原文抜粋:
************

あの特徴的な声でジン=ギタクシアスと名乗った怪物は、手下を招来し魁渡を追跡させます。
戦闘もそこそこに魁渡は研究所を逃げ出しますが、龍の姿をした巨大なメカが彼を補足したのでした。
巨大な口で、エネルギーの玉を構えるメカ。
足を踏みしめ、身構える魁渡。
そしてその時、龍が吠えた。
魁渡が再び見上げると、メカの口の中の光は消え、装甲に覆われた喉には橙色の光が一直線に輝いていた。
(中略)
壊れた機械の背後に、ひとりの女性が立っていた。純白の髪、その手には一振りの剣。
(中略)
放浪者。
感情を抑えられないかのように、魁渡は胸に手をあてた。安堵に。
友が、ついに故郷に帰ってきたのだ。
今回はここまで
放浪者の一撃は、灯争大戦やイコリア時代から大振りでカッコいいというのは周知の事実ですが。
それを表したシーンの表現がコレよ。
そしてその時、龍が吠えた。
アニメかよォ!格ゲーかよォ!!

************

(データ一覧)
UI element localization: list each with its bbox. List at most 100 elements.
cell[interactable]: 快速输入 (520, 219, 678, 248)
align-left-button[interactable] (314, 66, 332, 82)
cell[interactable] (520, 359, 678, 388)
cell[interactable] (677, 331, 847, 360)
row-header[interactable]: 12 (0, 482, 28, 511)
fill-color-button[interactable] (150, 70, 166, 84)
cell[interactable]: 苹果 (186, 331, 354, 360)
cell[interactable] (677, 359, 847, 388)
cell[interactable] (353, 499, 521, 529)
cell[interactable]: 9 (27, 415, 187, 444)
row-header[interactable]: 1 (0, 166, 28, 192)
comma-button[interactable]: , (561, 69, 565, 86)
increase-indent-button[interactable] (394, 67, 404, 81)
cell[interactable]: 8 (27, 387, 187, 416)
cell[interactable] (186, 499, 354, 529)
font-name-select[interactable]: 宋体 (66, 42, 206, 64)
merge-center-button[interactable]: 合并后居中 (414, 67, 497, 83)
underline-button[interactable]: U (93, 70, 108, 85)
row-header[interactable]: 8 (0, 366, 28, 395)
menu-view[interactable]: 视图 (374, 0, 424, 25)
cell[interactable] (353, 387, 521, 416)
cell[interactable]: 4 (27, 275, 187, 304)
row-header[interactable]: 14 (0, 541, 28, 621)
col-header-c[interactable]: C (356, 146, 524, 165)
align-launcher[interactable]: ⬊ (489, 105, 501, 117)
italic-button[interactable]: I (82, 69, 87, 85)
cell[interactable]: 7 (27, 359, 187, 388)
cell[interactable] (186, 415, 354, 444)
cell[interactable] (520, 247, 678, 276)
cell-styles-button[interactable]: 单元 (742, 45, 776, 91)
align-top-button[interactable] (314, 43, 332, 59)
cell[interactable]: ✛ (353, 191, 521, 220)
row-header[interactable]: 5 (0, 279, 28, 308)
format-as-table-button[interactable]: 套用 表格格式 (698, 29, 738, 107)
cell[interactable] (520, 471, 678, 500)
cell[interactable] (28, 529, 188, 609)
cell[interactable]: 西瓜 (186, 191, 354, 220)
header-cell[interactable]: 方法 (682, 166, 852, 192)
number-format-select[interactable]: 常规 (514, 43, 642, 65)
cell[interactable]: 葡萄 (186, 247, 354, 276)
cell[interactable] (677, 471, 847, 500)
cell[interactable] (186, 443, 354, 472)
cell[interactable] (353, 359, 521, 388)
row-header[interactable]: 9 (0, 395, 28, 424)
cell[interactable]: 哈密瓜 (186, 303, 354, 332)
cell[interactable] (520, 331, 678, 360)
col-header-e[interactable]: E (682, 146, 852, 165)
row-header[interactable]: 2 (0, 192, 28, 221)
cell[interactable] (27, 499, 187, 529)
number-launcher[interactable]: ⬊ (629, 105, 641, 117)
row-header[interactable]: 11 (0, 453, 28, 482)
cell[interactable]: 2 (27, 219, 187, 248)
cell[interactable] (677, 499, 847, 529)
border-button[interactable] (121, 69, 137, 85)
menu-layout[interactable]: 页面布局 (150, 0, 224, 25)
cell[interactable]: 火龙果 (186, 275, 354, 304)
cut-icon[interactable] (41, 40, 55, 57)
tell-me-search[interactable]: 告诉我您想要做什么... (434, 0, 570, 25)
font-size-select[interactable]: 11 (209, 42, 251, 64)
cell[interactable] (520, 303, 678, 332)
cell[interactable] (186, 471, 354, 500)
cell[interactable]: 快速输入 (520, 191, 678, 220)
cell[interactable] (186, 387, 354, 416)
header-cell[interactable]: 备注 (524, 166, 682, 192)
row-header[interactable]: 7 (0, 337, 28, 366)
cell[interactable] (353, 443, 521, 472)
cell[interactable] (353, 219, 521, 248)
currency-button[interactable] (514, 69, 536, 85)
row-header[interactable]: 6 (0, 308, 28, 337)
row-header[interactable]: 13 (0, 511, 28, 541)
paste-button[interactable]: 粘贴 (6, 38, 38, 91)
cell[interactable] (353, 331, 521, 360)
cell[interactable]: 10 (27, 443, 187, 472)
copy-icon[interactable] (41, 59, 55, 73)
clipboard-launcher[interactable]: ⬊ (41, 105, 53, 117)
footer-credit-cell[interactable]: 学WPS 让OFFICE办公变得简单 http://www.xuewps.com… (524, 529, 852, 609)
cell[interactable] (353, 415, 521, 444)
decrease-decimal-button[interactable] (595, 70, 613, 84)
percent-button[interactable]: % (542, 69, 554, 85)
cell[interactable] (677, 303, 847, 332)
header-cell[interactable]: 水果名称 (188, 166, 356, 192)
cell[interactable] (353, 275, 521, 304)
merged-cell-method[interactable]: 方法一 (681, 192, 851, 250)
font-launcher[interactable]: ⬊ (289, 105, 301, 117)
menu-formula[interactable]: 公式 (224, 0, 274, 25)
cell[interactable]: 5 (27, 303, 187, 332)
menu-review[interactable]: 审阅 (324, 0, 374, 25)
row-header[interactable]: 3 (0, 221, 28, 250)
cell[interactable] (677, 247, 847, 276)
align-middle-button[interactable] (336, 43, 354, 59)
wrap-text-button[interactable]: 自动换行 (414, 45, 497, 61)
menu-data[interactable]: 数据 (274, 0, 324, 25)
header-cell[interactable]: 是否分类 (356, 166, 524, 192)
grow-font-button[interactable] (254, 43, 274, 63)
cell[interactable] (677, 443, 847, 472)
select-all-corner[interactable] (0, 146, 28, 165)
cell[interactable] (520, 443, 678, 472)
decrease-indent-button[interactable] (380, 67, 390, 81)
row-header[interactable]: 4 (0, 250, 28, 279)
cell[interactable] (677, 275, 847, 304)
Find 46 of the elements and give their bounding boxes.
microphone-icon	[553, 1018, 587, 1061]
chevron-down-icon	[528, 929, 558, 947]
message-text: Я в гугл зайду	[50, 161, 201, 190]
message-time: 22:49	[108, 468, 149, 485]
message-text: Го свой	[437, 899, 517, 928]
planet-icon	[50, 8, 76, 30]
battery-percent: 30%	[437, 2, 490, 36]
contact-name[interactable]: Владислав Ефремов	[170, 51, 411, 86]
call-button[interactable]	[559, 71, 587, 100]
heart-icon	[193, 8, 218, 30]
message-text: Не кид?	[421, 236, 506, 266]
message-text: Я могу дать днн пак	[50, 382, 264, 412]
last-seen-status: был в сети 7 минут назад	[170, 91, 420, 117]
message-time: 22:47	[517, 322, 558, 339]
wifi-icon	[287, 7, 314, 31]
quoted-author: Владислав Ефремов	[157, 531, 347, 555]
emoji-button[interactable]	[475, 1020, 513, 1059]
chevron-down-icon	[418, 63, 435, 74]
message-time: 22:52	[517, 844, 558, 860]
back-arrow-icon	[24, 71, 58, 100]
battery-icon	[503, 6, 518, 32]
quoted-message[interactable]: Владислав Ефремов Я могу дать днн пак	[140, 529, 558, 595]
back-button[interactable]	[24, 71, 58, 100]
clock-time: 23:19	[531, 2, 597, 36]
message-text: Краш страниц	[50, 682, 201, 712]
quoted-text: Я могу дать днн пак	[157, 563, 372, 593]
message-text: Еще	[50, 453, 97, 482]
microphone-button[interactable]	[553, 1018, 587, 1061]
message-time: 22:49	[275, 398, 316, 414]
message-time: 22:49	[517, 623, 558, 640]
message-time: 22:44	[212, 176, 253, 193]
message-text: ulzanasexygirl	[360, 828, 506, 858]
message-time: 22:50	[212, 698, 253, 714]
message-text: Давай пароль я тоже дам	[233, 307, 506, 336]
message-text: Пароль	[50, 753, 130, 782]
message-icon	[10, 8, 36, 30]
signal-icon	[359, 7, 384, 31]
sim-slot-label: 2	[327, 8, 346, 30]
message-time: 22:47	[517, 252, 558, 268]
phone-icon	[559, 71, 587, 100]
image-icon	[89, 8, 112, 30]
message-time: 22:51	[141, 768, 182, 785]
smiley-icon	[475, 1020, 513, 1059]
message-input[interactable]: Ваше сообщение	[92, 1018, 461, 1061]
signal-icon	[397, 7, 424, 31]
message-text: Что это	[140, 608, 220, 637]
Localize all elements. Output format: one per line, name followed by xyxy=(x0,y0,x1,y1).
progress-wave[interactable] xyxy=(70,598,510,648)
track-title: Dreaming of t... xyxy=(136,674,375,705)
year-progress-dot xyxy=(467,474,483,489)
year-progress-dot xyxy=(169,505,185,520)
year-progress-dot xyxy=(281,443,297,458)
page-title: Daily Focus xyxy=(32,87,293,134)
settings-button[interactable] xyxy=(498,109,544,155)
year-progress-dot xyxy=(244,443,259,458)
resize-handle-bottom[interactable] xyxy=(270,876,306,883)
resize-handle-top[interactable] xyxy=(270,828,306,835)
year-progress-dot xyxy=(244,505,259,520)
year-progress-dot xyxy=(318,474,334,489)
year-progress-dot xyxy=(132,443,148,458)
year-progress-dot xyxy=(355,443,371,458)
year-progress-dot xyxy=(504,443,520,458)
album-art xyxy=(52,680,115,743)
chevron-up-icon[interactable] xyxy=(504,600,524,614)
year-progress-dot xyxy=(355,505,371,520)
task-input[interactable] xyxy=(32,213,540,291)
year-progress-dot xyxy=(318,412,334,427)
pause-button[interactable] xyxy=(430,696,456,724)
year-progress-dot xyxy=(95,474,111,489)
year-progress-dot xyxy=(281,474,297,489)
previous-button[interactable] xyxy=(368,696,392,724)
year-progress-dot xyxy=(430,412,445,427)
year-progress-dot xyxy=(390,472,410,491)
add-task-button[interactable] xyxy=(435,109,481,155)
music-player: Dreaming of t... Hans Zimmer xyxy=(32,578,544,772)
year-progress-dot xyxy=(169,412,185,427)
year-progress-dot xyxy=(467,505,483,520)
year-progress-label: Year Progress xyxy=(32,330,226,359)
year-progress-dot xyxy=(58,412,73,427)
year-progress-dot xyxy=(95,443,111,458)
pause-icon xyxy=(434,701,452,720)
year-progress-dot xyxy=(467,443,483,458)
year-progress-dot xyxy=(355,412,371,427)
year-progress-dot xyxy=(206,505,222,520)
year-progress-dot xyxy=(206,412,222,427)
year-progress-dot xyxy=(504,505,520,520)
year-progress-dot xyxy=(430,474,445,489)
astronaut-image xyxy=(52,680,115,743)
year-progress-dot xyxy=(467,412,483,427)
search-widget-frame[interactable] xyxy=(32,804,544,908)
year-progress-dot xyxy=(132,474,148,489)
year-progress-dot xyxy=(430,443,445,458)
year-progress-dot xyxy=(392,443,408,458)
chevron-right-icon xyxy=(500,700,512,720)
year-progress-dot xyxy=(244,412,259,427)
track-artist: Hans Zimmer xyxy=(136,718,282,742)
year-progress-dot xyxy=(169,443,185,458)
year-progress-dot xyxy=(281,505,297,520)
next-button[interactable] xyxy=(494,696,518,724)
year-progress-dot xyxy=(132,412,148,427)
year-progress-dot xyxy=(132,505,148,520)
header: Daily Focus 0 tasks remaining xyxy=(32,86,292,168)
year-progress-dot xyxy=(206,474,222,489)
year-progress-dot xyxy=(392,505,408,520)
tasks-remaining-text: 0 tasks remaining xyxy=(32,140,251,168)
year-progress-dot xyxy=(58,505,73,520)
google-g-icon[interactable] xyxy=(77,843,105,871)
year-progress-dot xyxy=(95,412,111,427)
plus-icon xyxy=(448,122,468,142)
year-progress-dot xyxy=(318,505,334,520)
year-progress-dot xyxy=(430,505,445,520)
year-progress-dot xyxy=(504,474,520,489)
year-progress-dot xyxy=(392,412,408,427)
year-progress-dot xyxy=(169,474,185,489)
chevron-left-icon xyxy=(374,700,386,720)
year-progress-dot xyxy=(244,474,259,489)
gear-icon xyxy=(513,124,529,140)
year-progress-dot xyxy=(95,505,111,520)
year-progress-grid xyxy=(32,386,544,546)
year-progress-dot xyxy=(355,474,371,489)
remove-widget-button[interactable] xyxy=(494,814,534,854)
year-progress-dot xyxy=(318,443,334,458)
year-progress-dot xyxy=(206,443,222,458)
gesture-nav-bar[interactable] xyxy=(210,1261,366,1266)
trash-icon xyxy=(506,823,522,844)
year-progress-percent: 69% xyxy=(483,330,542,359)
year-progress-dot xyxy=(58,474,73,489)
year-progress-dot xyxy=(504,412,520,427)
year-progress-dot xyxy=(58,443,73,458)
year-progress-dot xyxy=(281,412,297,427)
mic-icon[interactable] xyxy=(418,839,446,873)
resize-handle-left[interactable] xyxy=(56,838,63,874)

************

作業一覧:
**1.** 魁渡の物語を紹介する抜粋のうち「壊れた機械の背後に」で始まる段落を、主要な事実を残して箇条書きに書き直すこと。
**2.** 魁渡の物語を紹介する抜粋において、怪物は自らを何と名乗ったか。
**3.** 魁渡の物語を紹介する抜粋を、最後の文の後から書き継ぐこと。

作業別解答:
**1.**
- 壊れた機械の背後に、女性が一人立っていた
- 髪は純白
- 手には剣を一振り持っていた

**2.** ジン=ギタクシアス

**3.**
居合の一閃で敵を切り伏せるキャラってカッコいいよね。
今回の放浪皇はその立場のキャラクターなのかもしれません…(^q^)アチィ
あと、途中で出てくるタミヨウのセリフ。
私にとっては家族が全てであり、中立の立場でいたいという願いよりも遥かに重要なものです
これがまさかの伏線だったとはね…最終回になればわかることですが…(遠い目)
ということで、神河プレインズウォーカー三人衆そろい踏み!
次回に続きます!
☆Twitterで更新情報発信中!フォローお願いします!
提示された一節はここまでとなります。